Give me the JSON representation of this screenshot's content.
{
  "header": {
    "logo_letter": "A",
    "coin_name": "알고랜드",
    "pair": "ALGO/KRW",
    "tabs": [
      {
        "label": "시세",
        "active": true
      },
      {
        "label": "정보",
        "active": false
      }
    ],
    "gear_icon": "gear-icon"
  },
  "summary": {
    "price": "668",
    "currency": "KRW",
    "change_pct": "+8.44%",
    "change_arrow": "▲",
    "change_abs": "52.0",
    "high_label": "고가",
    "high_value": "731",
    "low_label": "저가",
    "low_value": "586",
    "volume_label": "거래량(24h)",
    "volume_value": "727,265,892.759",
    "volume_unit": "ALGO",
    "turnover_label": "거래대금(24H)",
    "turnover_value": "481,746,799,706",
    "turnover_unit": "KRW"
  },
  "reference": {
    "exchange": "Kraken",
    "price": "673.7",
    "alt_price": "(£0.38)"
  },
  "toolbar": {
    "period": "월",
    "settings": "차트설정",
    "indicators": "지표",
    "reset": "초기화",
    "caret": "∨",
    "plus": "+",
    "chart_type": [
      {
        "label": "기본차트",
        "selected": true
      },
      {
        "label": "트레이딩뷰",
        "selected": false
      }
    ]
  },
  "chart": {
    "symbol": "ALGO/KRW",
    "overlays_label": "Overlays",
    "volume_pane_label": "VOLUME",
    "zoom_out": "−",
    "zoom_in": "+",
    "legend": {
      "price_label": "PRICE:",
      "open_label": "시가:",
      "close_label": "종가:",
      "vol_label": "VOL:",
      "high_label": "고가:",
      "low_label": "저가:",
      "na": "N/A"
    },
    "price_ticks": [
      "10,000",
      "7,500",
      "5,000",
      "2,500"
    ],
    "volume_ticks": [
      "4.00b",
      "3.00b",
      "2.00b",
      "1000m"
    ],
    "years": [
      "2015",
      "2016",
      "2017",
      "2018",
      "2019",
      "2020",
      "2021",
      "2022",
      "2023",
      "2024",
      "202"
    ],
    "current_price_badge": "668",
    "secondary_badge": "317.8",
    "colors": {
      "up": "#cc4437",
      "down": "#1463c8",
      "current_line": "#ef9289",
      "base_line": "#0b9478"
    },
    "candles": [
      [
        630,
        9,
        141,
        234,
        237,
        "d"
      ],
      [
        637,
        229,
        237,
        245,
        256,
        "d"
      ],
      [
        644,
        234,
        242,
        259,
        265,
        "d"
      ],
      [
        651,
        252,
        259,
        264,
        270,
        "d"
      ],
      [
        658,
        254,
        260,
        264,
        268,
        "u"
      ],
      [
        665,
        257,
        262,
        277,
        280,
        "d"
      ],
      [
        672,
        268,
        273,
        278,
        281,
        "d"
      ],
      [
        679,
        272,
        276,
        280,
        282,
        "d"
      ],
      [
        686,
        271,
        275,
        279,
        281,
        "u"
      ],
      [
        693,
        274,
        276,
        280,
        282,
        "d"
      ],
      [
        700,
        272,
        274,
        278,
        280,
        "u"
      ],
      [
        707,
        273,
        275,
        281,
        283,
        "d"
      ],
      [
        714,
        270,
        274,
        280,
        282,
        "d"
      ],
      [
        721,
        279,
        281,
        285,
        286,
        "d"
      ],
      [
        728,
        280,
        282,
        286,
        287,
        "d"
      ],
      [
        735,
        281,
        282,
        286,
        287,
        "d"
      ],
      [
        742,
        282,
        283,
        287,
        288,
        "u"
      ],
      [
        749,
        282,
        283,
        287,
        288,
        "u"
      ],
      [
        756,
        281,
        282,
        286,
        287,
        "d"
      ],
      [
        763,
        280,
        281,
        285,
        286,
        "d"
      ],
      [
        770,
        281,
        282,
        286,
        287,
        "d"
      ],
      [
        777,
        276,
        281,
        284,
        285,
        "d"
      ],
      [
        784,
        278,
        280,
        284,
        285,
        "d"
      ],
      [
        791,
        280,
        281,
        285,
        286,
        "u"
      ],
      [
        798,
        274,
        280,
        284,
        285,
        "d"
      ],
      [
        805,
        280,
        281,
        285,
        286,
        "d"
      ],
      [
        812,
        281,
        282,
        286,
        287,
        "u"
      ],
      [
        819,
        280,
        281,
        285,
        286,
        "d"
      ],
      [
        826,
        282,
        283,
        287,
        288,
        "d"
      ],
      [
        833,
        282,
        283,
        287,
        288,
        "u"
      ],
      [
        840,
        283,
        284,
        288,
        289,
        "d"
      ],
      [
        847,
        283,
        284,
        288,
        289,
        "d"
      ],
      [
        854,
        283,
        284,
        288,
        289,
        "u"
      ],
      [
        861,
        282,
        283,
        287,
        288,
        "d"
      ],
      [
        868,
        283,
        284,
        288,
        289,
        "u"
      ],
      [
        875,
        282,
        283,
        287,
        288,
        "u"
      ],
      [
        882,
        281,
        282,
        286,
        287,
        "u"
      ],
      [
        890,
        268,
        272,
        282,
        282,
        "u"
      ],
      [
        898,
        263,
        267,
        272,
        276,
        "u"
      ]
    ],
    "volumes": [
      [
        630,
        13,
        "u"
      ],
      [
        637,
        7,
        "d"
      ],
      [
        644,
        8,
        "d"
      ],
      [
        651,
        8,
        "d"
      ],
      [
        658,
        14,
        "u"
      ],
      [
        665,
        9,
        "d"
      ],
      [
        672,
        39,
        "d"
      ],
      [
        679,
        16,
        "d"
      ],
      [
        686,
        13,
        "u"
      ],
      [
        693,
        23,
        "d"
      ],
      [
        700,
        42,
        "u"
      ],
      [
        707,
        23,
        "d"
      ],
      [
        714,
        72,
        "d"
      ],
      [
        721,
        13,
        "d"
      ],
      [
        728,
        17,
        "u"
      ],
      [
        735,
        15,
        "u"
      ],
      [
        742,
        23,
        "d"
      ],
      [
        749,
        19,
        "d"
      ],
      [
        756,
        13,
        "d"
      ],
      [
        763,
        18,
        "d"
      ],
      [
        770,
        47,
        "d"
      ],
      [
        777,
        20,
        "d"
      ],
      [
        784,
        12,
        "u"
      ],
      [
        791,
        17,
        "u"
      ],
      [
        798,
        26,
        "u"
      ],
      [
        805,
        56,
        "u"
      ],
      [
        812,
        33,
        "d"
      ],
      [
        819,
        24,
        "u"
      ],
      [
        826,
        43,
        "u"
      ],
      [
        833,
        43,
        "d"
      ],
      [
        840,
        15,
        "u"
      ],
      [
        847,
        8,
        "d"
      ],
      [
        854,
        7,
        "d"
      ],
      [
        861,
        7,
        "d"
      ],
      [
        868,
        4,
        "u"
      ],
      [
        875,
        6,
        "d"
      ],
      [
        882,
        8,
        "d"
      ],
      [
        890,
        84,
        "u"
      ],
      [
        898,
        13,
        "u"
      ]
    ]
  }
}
----------
§ **Problem**
Your task is to output the full set of records exactly as presented.

§ **Solution to this task**
Give me the JSON representation of this screenshot's content.
{
  "header": {
    "logo_letter": "A",
    "coin_name": "알고랜드",
    "pair": "ALGO/KRW",
    "tabs": [
      {
        "label": "시세",
        "active": true
      },
      {
        "label": "정보",
        "active": false
      }
    ],
    "gear_icon": "gear-icon"
  },
  "summary": {
    "price": "668",
    "currency": "KRW",
    "change_pct": "+8.44%",
    "change_arrow": "▲",
    "change_abs": "52.0",
    "high_label": "고가",
    "high_value": "731",
    "low_label": "저가",
    "low_value": "586",
    "volume_label": "거래량(24h)",
    "volume_value": "727,265,892.759",
    "volume_unit": "ALGO",
    "turnover_label": "거래대금(24H)",
    "turnover_value": "481,746,799,706",
    "turnover_unit": "KRW"
  },
  "reference": {
    "exchange": "Kraken",
    "price": "673.7",
    "alt_price": "(£0.38)"
  },
  "toolbar": {
    "period": "월",
    "settings": "차트설정",
    "indicators": "지표",
    "reset": "초기화",
    "caret": "∨",
    "plus": "+",
    "chart_type": [
      {
        "label": "기본차트",
        "selected": true
      },
      {
        "label": "트레이딩뷰",
        "selected": false
      }
    ]
  },
  "chart": {
    "symbol": "ALGO/KRW",
    "overlays_label": "Overlays",
    "volume_pane_label": "VOLUME",
    "zoom_out": "−",
    "zoom_in": "+",
    "legend": {
      "price_label": "PRICE:",
      "open_label": "시가:",
      "close_label": "종가:",
      "vol_label": "VOL:",
      "high_label": "고가:",
      "low_label": "저가:",
      "na": "N/A"
    },
    "price_ticks": [
      "10,000",
      "7,500",
      "5,000",
      "2,500"
    ],
    "volume_ticks": [
      "4.00b",
      "3.00b",
      "2.00b",
      "1000m"
    ],
    "years": [
      "2015",
      "2016",
      "2017",
      "2018",
      "2019",
      "2020",
      "2021",
      "2022",
      "2023",
      "2024",
      "202"
    ],
    "current_price_badge": "668",
    "secondary_badge": "317.8",
    "colors": {
      "up": "#cc4437",
      "down": "#1463c8",
      "current_line": "#ef9289",
      "base_line": "#0b9478"
    },
    "candles": [
      [
        630,
        9,
        141,
        234,
        237,
        "d"
      ],
      [
        637,
        229,
        237,
        245,
        256,
        "d"
      ],
      [
        644,
        234,
        242,
        259,
        265,
        "d"
      ],
      [
        651,
        252,
        259,
        264,
        270,
        "d"
      ],
      [
        658,
        254,
        260,
        264,
        268,
        "u"
      ],
      [
        665,
        257,
        262,
        277,
        280,
        "d"
      ],
      [
        672,
        268,
        273,
        278,
        281,
        "d"
      ],
      [
        679,
        272,
        276,
        280,
        282,
        "d"
      ],
      [
        686,
        271,
        275,
        279,
        281,
        "u"
      ],
      [
        693,
        274,
        276,
        280,
        282,
        "d"
      ],
      [
        700,
        272,
        274,
        278,
        280,
        "u"
      ],
      [
        707,
        273,
        275,
        281,
        283,
        "d"
      ],
      [
        714,
        270,
        274,
        280,
        282,
        "d"
      ],
      [
        721,
        279,
        281,
        285,
        286,
        "d"
      ],
      [
        728,
        280,
        282,
        286,
        287,
        "d"
      ],
      [
        735,
        281,
        282,
        286,
        287,
        "d"
      ],
      [
        742,
        282,
        283,
        287,
        288,
        "u"
      ],
      [
        749,
        282,
        283,
        287,
        288,
        "u"
      ],
      [
        756,
        281,
        282,
        286,
        287,
        "d"
      ],
      [
        763,
        280,
        281,
        285,
        286,
        "d"
      ],
      [
        770,
        281,
        282,
        286,
        287,
        "d"
      ],
      [
        777,
        276,
        281,
        284,
        285,
        "d"
      ],
      [
        784,
        278,
        280,
        284,
        285,
        "d"
      ],
      [
        791,
        280,
        281,
        285,
        286,
        "u"
      ],
      [
        798,
        274,
        280,
        284,
        285,
        "d"
      ],
      [
        805,
        280,
        281,
        285,
        286,
        "d"
      ],
      [
        812,
        281,
        282,
        286,
        287,
        "u"
      ],
      [
        819,
        280,
        281,
        285,
        286,
        "d"
      ],
      [
        826,
        282,
        283,
        287,
        288,
        "d"
      ],
      [
        833,
        282,
        283,
        287,
        288,
        "u"
      ],
      [
        840,
        283,
        284,
        288,
        289,
        "d"
      ],
      [
        847,
        283,
        284,
        288,
        289,
        "d"
      ],
      [
        854,
        283,
        284,
        288,
        289,
        "u"
      ],
      [
        861,
        282,
        283,
        287,
        288,
        "d"
      ],
      [
        868,
        283,
        284,
        288,
        289,
        "u"
      ],
      [
        875,
        282,
        283,
        287,
        288,
        "u"
      ],
      [
        882,
        281,
        282,
        286,
        287,
        "u"
      ],
      [
        890,
        268,
        272,
        282,
        282,
        "u"
      ],
      [
        898,
        263,
        267,
        272,
        276,
        "u"
      ]
    ],
    "volumes": [
      [
        630,
        13,
        "u"
      ],
      [
        637,
        7,
        "d"
      ],
      [
        644,
        8,
        "d"
      ],
      [
        651,
        8,
        "d"
      ],
      [
        658,
        14,
        "u"
      ],
      [
        665,
        9,
        "d"
      ],
      [
        672,
        39,
        "d"
      ],
      [
        679,
        16,
        "d"
      ],
      [
        686,
        13,
        "u"
      ],
      [
        693,
        23,
        "d"
      ],
      [
        700,
        42,
        "u"
      ],
      [
        707,
        23,
        "d"
      ],
      [
        714,
        72,
        "d"
      ],
      [
        721,
        13,
        "d"
      ],
      [
        728,
        17,
        "u"
      ],
      [
        735,
        15,
        "u"
      ],
      [
        742,
        23,
        "d"
      ],
      [
        749,
        19,
        "d"
      ],
      [
        756,
        13,
        "d"
      ],
      [
        763,
        18,
        "d"
      ],
      [
        770,
        47,
        "d"
      ],
      [
        777,
        20,
        "d"
      ],
      [
        784,
        12,
        "u"
      ],
      [
        791,
        17,
        "u"
      ],
      [
        798,
        26,
        "u"
      ],
      [
        805,
        56,
        "u"
      ],
      [
        812,
        33,
        "d"
      ],
      [
        819,
        24,
        "u"
      ],
      [
        826,
        43,
        "u"
      ],
      [
        833,
        43,
        "d"
      ],
      [
        840,
        15,
        "u"
      ],
      [
        847,
        8,
        "d"
      ],
      [
        854,
        7,
        "d"
      ],
      [
        861,
        7,
        "d"
      ],
      [
        868,
        4,
        "u"
      ],
      [
        875,
        6,
        "d"
      ],
      [
        882,
        8,
        "d"
      ],
      [
        890,
        84,
        "u"
      ],
      [
        898,
        13,
        "u"
      ]
    ]
  }
}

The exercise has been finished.